Document page image records:
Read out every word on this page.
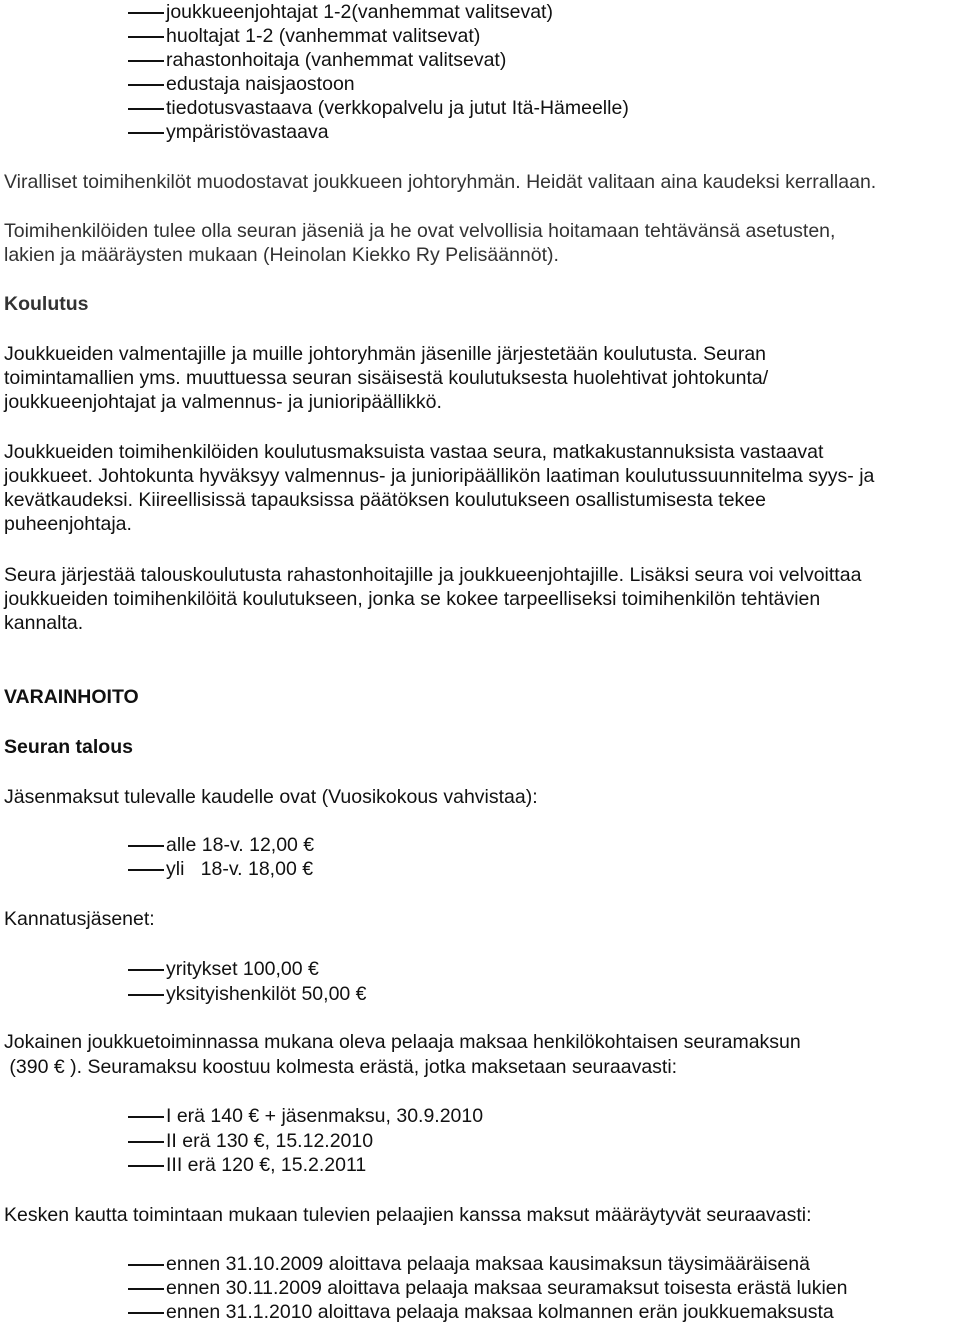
joukkueenjohtajat 1-2(vanhemmat valitsevat)
huoltajat 1-2 (vanhemmat valitsevat)
rahastonhoitaja (vanhemmat valitsevat)
edustaja naisjaostoon
tiedotusvastaava (verkkopalvelu ja jutut Itä-Hämeelle)
ympäristövastaava
Viralliset toimihenkilöt muodostavat joukkueen johtoryhmän. Heidät valitaan aina kaudeksi kerrallaan.
Toimihenkilöiden tulee olla seuran jäseniä ja he ovat velvollisia hoitamaan tehtävänsä asetusten,
lakien ja määräysten mukaan (Heinolan Kiekko Ry Pelisäännöt).
Koulutus
Joukkueiden valmentajille ja muille johtoryhmän jäsenille järjestetään koulutusta. Seuran
toimintamallien yms. muuttuessa seuran sisäisestä koulutuksesta huolehtivat johtokunta/
joukkueenjohtajat ja valmennus- ja junioripäällikkö.
Joukkueiden toimihenkilöiden koulutusmaksuista vastaa seura, matkakustannuksista vastaavat
joukkueet. Johtokunta hyväksyy valmennus- ja junioripäällikön laatiman koulutussuunnitelma syys- ja
kevätkaudeksi. Kiireellisissä tapauksissa päätöksen koulutukseen osallistumisesta tekee
puheenjohtaja.
Seura järjestää talouskoulutusta rahastonhoitajille ja joukkueenjohtajille. Lisäksi seura voi velvoittaa
joukkueiden toimihenkilöitä koulutukseen, jonka se kokee tarpeelliseksi toimihenkilön tehtävien
kannalta.
VARAINHOITO
Seuran talous
Jäsenmaksut tulevalle kaudelle ovat (Vuosikokous vahvistaa):
alle 18-v. 12,00 €
yli   18-v. 18,00 €
Kannatusjäsenet:
yritykset 100,00 €
yksityishenkilöt 50,00 €
Jokainen joukkuetoiminnassa mukana oleva pelaaja maksaa henkilökohtaisen seuramaksun
(390 € ). Seuramaksu koostuu kolmesta erästä, jotka maksetaan seuraavasti:
I erä 140 € + jäsenmaksu, 30.9.2010
II erä 130 €, 15.12.2010
III erä 120 €, 15.2.2011
Kesken kautta toimintaan mukaan tulevien pelaajien kanssa maksut määräytyvät seuraavasti:
ennen 31.10.2009 aloittava pelaaja maksaa kausimaksun täysimääräisenä
ennen 30.11.2009 aloittava pelaaja maksaa seuramaksut toisesta erästä lukien
ennen 31.1.2010 aloittava pelaaja maksaa kolmannen erän joukkuemaksusta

### [What the exercise asks]
Copy all of the records verbatim, omitting the pictures.

### [Solution to this task]
Read out every word on this page.
joukkueenjohtajat 1-2(vanhemmat valitsevat)
huoltajat 1-2 (vanhemmat valitsevat)
rahastonhoitaja (vanhemmat valitsevat)
edustaja naisjaostoon
tiedotusvastaava (verkkopalvelu ja jutut Itä-Hämeelle)
ympäristövastaava
Viralliset toimihenkilöt muodostavat joukkueen johtoryhmän. Heidät valitaan aina kaudeksi kerrallaan.
Toimihenkilöiden tulee olla seuran jäseniä ja he ovat velvollisia hoitamaan tehtävänsä asetusten,
lakien ja määräysten mukaan (Heinolan Kiekko Ry Pelisäännöt).
Koulutus
Joukkueiden valmentajille ja muille johtoryhmän jäsenille järjestetään koulutusta. Seuran
toimintamallien yms. muuttuessa seuran sisäisestä koulutuksesta huolehtivat johtokunta/
joukkueenjohtajat ja valmennus- ja junioripäällikkö.
Joukkueiden toimihenkilöiden koulutusmaksuista vastaa seura, matkakustannuksista vastaavat
joukkueet. Johtokunta hyväksyy valmennus- ja junioripäällikön laatiman koulutussuunnitelma syys- ja
kevätkaudeksi. Kiireellisissä tapauksissa päätöksen koulutukseen osallistumisesta tekee
puheenjohtaja.
Seura järjestää talouskoulutusta rahastonhoitajille ja joukkueenjohtajille. Lisäksi seura voi velvoittaa
joukkueiden toimihenkilöitä koulutukseen, jonka se kokee tarpeelliseksi toimihenkilön tehtävien
kannalta.
VARAINHOITO
Seuran talous
Jäsenmaksut tulevalle kaudelle ovat (Vuosikokous vahvistaa):
alle 18-v. 12,00 €
yli   18-v. 18,00 €
Kannatusjäsenet:
yritykset 100,00 €
yksityishenkilöt 50,00 €
Jokainen joukkuetoiminnassa mukana oleva pelaaja maksaa henkilökohtaisen seuramaksun
(390 € ). Seuramaksu koostuu kolmesta erästä, jotka maksetaan seuraavasti:
I erä 140 € + jäsenmaksu, 30.9.2010
II erä 130 €, 15.12.2010
III erä 120 €, 15.2.2011
Kesken kautta toimintaan mukaan tulevien pelaajien kanssa maksut määräytyvät seuraavasti:
ennen 31.10.2009 aloittava pelaaja maksaa kausimaksun täysimääräisenä
ennen 30.11.2009 aloittava pelaaja maksaa seuramaksut toisesta erästä lukien
ennen 31.1.2010 aloittava pelaaja maksaa kolmannen erän joukkuemaksusta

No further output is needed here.